**DO THIS:** Below are the records. Gather each line that holds "JSON".

**MATERIAL FOR THE TASK:**

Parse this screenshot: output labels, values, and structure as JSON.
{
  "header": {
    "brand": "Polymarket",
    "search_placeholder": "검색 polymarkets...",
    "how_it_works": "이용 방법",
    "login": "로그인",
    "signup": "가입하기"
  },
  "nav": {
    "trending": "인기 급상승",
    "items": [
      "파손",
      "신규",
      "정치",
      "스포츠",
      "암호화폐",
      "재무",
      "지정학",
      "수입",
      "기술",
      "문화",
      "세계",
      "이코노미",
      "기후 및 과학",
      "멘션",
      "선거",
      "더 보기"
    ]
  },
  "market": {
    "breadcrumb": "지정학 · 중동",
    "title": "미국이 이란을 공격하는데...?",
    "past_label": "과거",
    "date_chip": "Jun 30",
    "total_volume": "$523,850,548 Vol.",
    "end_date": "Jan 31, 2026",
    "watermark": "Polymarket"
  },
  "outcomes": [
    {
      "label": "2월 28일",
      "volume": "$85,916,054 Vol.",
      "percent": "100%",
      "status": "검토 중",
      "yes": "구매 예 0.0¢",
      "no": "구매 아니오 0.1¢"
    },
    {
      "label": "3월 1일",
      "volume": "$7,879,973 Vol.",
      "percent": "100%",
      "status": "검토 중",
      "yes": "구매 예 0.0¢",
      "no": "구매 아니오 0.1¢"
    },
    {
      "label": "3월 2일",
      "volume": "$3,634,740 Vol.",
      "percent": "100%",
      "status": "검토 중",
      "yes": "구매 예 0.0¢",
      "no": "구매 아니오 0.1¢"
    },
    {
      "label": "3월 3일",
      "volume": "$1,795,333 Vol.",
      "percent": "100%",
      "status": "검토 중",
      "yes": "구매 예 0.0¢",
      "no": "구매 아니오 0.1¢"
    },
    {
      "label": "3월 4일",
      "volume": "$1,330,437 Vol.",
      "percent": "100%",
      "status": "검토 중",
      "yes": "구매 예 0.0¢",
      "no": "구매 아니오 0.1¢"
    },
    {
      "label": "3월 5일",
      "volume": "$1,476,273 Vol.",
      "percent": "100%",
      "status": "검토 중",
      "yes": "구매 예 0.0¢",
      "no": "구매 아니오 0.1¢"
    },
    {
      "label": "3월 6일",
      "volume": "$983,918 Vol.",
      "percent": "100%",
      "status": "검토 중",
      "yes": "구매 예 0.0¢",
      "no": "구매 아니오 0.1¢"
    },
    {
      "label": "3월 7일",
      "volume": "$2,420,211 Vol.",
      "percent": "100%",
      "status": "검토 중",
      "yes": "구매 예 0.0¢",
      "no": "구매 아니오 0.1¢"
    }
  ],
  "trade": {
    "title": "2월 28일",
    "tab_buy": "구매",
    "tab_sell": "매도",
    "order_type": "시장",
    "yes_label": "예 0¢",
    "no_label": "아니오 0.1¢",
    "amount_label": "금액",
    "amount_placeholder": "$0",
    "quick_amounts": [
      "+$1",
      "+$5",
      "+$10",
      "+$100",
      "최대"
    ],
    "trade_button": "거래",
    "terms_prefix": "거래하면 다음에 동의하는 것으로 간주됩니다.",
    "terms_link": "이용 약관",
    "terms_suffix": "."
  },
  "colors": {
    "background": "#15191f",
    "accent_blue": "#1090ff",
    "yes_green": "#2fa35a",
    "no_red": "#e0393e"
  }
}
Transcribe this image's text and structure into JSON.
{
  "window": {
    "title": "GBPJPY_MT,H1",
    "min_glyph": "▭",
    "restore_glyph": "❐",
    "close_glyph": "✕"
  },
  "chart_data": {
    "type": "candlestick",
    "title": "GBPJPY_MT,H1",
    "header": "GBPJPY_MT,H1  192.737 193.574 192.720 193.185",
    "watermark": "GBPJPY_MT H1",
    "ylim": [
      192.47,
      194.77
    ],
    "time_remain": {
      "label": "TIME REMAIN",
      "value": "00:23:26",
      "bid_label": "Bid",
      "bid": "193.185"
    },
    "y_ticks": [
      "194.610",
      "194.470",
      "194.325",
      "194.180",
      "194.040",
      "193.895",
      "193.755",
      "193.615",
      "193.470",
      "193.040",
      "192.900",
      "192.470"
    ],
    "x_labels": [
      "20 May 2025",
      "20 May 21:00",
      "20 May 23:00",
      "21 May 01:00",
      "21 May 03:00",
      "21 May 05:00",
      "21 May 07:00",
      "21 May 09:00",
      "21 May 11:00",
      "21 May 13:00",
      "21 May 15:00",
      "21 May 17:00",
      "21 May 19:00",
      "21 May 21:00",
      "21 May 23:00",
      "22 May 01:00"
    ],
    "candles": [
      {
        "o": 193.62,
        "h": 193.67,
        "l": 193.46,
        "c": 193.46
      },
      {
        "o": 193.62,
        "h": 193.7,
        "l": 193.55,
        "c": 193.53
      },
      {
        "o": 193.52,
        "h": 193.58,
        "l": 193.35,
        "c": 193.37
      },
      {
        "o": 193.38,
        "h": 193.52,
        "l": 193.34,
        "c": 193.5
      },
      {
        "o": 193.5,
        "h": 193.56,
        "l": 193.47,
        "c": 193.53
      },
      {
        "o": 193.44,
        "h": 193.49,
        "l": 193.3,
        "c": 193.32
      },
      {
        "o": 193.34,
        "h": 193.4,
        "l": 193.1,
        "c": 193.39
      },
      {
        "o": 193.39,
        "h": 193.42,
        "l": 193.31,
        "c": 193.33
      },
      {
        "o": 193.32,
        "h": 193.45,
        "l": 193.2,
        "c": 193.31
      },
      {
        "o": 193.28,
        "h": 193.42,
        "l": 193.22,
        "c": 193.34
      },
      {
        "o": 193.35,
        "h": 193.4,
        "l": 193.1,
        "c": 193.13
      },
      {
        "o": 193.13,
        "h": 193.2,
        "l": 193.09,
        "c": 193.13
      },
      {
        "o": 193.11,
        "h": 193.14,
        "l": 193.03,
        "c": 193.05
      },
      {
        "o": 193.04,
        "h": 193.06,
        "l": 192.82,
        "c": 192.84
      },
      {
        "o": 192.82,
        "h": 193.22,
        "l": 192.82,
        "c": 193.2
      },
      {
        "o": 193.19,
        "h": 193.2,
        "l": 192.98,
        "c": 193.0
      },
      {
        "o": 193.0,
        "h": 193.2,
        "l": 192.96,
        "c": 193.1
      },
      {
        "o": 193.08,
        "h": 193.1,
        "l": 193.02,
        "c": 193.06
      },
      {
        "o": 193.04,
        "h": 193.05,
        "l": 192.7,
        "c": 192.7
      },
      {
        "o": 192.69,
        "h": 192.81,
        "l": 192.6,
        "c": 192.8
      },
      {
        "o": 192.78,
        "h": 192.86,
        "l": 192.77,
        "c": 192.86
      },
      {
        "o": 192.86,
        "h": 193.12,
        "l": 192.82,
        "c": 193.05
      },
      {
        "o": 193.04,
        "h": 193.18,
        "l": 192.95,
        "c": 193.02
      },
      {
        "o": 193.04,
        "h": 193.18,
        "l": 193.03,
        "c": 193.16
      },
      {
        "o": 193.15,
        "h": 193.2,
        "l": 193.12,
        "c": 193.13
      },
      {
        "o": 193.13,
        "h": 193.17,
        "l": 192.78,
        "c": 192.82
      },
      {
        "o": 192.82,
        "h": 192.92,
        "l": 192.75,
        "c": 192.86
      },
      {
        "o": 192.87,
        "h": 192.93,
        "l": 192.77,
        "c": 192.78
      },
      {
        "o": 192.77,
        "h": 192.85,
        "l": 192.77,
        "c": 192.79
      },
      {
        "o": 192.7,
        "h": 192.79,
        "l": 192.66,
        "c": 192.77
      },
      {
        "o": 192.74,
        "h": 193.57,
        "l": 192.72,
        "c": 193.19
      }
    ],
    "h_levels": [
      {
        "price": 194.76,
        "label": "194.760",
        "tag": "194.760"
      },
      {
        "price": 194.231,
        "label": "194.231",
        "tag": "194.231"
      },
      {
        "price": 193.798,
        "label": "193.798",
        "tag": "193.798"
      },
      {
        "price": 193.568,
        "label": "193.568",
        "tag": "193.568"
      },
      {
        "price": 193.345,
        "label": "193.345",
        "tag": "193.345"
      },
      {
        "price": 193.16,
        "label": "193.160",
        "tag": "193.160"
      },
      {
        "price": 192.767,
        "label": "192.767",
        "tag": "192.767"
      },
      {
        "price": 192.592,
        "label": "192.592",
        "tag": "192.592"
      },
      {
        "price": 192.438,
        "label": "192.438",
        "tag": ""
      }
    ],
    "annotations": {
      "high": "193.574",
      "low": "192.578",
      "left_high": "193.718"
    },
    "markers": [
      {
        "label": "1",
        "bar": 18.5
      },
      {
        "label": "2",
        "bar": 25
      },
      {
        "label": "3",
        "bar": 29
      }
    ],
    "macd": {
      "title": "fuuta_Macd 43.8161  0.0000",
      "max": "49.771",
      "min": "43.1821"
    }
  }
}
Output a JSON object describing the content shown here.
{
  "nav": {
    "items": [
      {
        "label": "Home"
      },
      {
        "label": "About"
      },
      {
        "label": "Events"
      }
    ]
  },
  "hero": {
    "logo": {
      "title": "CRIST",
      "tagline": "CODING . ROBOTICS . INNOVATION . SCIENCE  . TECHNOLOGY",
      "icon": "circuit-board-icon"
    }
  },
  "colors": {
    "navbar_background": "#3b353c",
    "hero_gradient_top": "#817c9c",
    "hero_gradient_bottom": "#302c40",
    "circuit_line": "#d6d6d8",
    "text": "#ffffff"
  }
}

**THE RESPONSE:**
Parse this screenshot: output labels, values, and structure as JSON.
Transcribe this image's text and structure into JSON.
Output a JSON object describing the content shown here.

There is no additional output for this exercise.